→ DATASET EXTRACT:
-- Begin --

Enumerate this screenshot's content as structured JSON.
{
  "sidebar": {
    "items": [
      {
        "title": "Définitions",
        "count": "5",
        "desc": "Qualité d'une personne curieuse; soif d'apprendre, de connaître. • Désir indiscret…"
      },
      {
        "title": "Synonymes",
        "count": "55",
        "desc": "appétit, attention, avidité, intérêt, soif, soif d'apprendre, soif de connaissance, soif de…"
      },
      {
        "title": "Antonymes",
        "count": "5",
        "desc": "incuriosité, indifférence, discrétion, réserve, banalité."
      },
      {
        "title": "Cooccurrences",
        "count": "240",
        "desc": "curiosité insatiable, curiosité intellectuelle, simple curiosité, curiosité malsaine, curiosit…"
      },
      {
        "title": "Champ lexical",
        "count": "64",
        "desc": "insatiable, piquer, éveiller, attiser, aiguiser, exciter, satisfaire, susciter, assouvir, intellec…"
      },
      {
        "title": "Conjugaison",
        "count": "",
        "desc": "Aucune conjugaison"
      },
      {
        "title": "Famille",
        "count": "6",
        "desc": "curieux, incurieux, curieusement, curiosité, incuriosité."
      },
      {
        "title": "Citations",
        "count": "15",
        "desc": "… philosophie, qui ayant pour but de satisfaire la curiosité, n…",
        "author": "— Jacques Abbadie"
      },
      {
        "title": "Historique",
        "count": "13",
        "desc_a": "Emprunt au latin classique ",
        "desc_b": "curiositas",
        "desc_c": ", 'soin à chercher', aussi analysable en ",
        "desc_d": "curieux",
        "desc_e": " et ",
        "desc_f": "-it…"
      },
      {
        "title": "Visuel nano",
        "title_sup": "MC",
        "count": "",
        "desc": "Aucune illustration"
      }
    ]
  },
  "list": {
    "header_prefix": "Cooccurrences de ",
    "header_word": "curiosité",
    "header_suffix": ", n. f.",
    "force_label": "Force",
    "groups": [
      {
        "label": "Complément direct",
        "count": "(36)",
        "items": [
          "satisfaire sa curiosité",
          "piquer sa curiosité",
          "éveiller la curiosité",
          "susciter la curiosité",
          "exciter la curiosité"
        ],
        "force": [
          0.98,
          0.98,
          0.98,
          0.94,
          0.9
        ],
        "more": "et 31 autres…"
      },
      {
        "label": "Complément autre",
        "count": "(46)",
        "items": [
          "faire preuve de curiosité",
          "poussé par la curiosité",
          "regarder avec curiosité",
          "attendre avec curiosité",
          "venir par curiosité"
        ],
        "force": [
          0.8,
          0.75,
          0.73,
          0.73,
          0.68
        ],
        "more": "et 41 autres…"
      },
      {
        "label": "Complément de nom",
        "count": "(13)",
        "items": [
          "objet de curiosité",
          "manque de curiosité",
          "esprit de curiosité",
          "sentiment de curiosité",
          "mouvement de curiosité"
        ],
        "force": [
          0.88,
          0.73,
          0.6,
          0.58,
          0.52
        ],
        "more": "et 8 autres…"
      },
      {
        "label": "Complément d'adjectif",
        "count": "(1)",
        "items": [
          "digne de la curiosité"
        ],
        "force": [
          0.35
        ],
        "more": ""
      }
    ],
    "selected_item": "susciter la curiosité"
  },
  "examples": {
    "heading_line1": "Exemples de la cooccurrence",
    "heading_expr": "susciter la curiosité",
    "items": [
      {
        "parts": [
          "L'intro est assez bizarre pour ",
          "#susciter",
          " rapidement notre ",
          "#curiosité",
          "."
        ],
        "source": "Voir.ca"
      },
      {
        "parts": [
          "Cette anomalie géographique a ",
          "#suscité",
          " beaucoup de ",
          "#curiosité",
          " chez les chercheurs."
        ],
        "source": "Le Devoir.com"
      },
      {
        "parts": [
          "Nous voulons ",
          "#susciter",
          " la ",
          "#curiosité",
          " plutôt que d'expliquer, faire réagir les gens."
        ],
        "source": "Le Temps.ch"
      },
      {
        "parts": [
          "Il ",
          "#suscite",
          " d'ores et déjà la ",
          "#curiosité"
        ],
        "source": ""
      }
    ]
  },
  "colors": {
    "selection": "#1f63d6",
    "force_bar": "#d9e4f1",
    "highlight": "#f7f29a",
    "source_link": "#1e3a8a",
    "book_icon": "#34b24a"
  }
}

-- End --

→ GOAL: Copy out every entry again, exactly as it was given.

→ SOLUTION BELOW:
Enumerate this screenshot's content as structured JSON.
{
  "sidebar": {
    "items": [
      {
        "title": "Définitions",
        "count": "5",
        "desc": "Qualité d'une personne curieuse; soif d'apprendre, de connaître. • Désir indiscret…"
      },
      {
        "title": "Synonymes",
        "count": "55",
        "desc": "appétit, attention, avidité, intérêt, soif, soif d'apprendre, soif de connaissance, soif de…"
      },
      {
        "title": "Antonymes",
        "count": "5",
        "desc": "incuriosité, indifférence, discrétion, réserve, banalité."
      },
      {
        "title": "Cooccurrences",
        "count": "240",
        "desc": "curiosité insatiable, curiosité intellectuelle, simple curiosité, curiosité malsaine, curiosit…"
      },
      {
        "title": "Champ lexical",
        "count": "64",
        "desc": "insatiable, piquer, éveiller, attiser, aiguiser, exciter, satisfaire, susciter, assouvir, intellec…"
      },
      {
        "title": "Conjugaison",
        "count": "",
        "desc": "Aucune conjugaison"
      },
      {
        "title": "Famille",
        "count": "6",
        "desc": "curieux, incurieux, curieusement, curiosité, incuriosité."
      },
      {
        "title": "Citations",
        "count": "15",
        "desc": "… philosophie, qui ayant pour but de satisfaire la curiosité, n…",
        "author": "— Jacques Abbadie"
      },
      {
        "title": "Historique",
        "count": "13",
        "desc_a": "Emprunt au latin classique ",
        "desc_b": "curiositas",
        "desc_c": ", 'soin à chercher', aussi analysable en ",
        "desc_d": "curieux",
        "desc_e": " et ",
        "desc_f": "-it…"
      },
      {
        "title": "Visuel nano",
        "title_sup": "MC",
        "count": "",
        "desc": "Aucune illustration"
      }
    ]
  },
  "list": {
    "header_prefix": "Cooccurrences de ",
    "header_word": "curiosité",
    "header_suffix": ", n. f.",
    "force_label": "Force",
    "groups": [
      {
        "label": "Complément direct",
        "count": "(36)",
        "items": [
          "satisfaire sa curiosité",
          "piquer sa curiosité",
          "éveiller la curiosité",
          "susciter la curiosité",
          "exciter la curiosité"
        ],
        "force": [
          0.98,
          0.98,
          0.98,
          0.94,
          0.9
        ],
        "more": "et 31 autres…"
      },
      {
        "label": "Complément autre",
        "count": "(46)",
        "items": [
          "faire preuve de curiosité",
          "poussé par la curiosité",
          "regarder avec curiosité",
          "attendre avec curiosité",
          "venir par curiosité"
        ],
        "force": [
          0.8,
          0.75,
          0.73,
          0.73,
          0.68
        ],
        "more": "et 41 autres…"
      },
      {
        "label": "Complément de nom",
        "count": "(13)",
        "items": [
          "objet de curiosité",
          "manque de curiosité",
          "esprit de curiosité",
          "sentiment de curiosité",
          "mouvement de curiosité"
        ],
        "force": [
          0.88,
          0.73,
          0.6,
          0.58,
          0.52
        ],
        "more": "et 8 autres…"
      },
      {
        "label": "Complément d'adjectif",
        "count": "(1)",
        "items": [
          "digne de la curiosité"
        ],
        "force": [
          0.35
        ],
        "more": ""
      }
    ],
    "selected_item": "susciter la curiosité"
  },
  "examples": {
    "heading_line1": "Exemples de la cooccurrence",
    "heading_expr": "susciter la curiosité",
    "items": [
      {
        "parts": [
          "L'intro est assez bizarre pour ",
          "#susciter",
          " rapidement notre ",
          "#curiosité",
          "."
        ],
        "source": "Voir.ca"
      },
      {
        "parts": [
          "Cette anomalie géographique a ",
          "#suscité",
          " beaucoup de ",
          "#curiosité",
          " chez les chercheurs."
        ],
        "source": "Le Devoir.com"
      },
      {
        "parts": [
          "Nous voulons ",
          "#susciter",
          " la ",
          "#curiosité",
          " plutôt que d'expliquer, faire réagir les gens."
        ],
        "source": "Le Temps.ch"
      },
      {
        "parts": [
          "Il ",
          "#suscite",
          " d'ores et déjà la ",
          "#curiosité"
        ],
        "source": ""
      }
    ]
  },
  "colors": {
    "selection": "#1f63d6",
    "force_bar": "#d9e4f1",
    "highlight": "#f7f29a",
    "source_link": "#1e3a8a",
    "book_icon": "#34b24a"
  }
}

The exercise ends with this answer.